## [Brief]
Extract every line from the records below that contains the word "image".

## [Dataset extract]

_ _ _

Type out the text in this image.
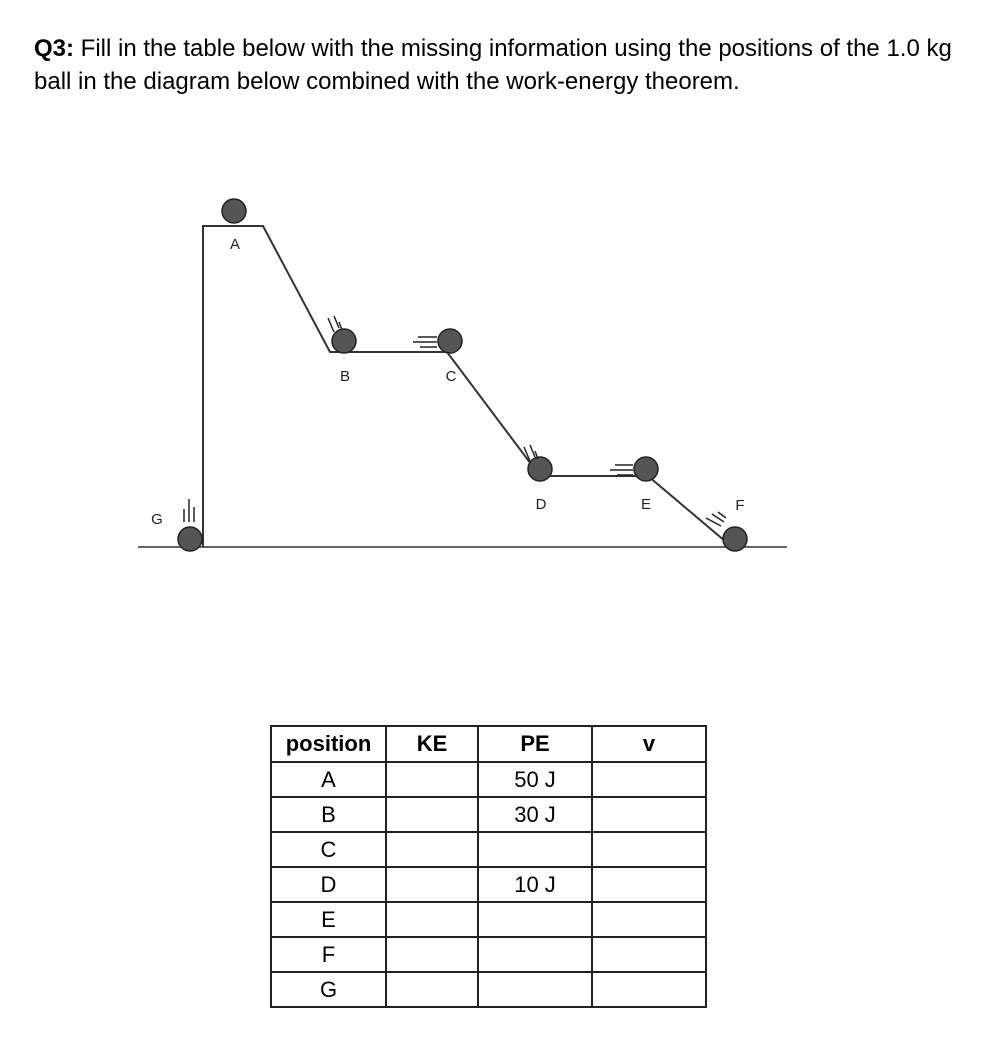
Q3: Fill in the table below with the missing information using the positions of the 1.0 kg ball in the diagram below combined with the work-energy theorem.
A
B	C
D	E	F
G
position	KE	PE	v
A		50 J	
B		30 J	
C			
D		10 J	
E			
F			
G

_ _ _

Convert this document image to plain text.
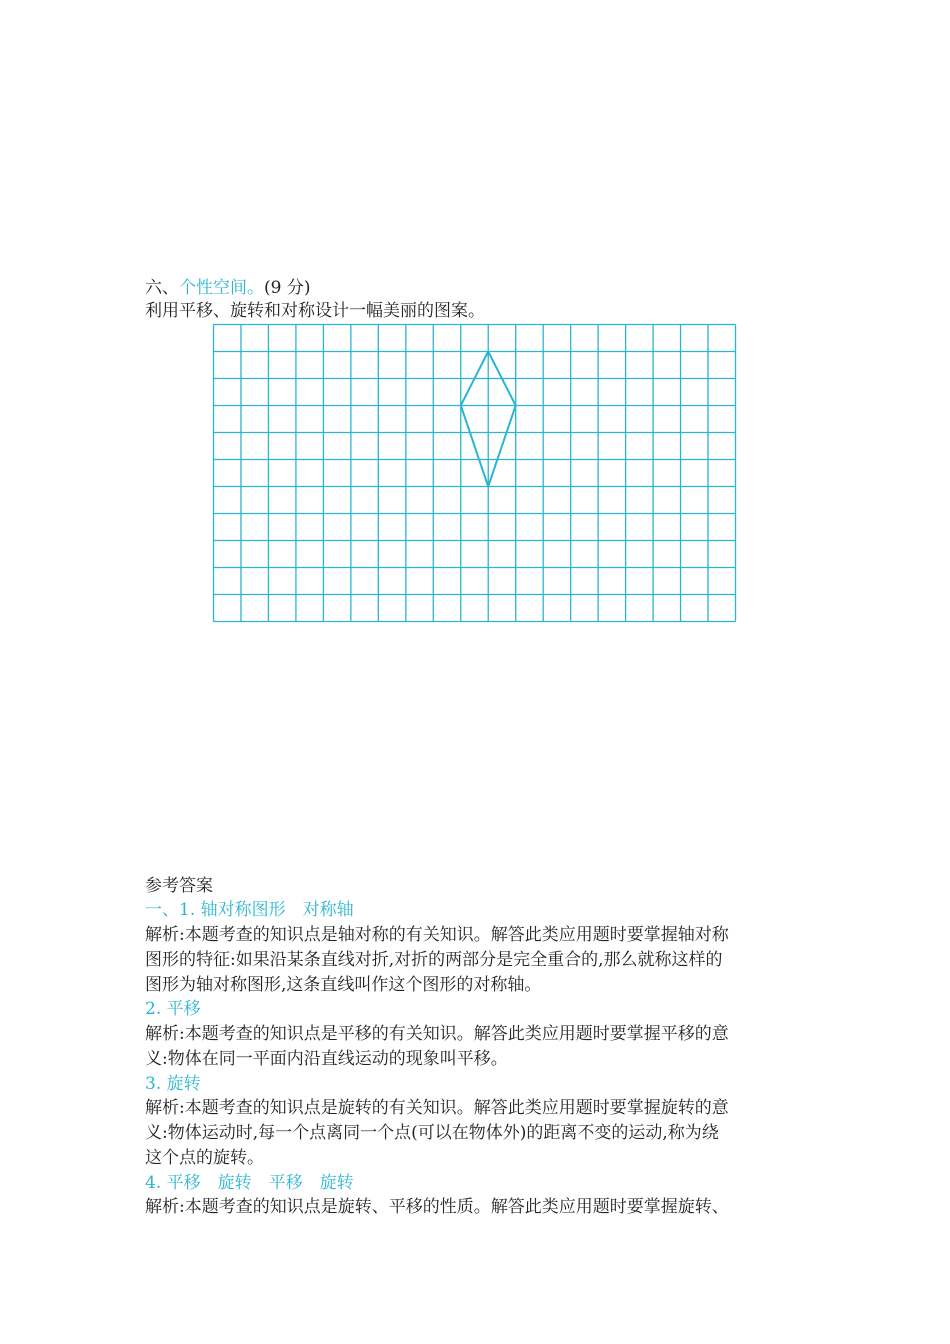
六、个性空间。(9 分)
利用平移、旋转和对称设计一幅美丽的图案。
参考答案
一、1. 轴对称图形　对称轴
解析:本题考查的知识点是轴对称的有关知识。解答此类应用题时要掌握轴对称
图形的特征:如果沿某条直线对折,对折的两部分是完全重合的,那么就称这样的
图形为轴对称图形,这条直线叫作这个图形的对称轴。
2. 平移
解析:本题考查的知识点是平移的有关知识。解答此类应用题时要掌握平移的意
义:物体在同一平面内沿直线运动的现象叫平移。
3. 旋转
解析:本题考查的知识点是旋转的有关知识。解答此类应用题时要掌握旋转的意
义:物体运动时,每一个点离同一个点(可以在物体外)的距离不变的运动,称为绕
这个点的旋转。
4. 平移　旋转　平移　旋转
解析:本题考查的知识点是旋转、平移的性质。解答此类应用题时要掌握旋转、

_ _ _

## [Solved problem]
Type out the text in this image.
Convert this document image to plain text.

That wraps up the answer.